_Exercise data_

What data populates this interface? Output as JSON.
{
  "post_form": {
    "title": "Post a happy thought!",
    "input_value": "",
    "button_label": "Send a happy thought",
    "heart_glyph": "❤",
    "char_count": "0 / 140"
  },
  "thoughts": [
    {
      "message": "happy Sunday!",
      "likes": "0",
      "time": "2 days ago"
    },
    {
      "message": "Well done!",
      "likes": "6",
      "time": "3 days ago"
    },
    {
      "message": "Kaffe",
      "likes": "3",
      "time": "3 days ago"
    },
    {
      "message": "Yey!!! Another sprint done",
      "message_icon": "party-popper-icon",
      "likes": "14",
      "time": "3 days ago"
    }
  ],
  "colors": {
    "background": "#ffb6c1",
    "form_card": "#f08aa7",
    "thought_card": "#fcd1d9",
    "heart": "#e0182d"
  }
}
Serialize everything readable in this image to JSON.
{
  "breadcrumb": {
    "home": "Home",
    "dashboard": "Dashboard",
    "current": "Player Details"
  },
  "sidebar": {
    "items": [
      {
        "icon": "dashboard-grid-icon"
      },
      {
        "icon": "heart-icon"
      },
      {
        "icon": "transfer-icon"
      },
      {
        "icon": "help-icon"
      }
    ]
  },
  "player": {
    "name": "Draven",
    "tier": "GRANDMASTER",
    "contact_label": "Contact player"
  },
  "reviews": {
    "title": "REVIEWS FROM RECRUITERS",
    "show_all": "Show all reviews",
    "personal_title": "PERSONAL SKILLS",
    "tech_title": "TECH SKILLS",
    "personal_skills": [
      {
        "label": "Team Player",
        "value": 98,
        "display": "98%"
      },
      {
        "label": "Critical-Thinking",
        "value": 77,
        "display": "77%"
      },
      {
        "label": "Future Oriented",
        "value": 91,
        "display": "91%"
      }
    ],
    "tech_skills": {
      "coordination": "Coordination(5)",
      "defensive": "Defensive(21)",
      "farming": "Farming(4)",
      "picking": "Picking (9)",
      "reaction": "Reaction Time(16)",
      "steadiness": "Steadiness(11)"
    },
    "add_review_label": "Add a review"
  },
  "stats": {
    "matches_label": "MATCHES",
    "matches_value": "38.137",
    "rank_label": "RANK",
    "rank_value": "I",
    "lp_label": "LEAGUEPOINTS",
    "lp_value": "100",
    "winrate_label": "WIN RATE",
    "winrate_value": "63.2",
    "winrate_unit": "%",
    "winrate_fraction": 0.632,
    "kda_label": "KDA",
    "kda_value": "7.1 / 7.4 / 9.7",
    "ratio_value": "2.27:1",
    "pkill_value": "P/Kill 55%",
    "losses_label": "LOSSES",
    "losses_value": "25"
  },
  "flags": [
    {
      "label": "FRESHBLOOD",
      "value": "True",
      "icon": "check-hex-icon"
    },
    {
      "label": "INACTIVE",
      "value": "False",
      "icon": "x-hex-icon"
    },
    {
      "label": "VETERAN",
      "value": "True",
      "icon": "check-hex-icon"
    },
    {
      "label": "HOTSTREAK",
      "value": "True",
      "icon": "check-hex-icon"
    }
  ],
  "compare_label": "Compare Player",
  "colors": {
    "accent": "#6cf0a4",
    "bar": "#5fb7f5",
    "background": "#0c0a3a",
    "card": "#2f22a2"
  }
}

_Short task_
Note every line above where the string "done" shows up, and copy those lines.

_Full response_
      "message": "Well done!",
      "message": "Yey!!! Another sprint done",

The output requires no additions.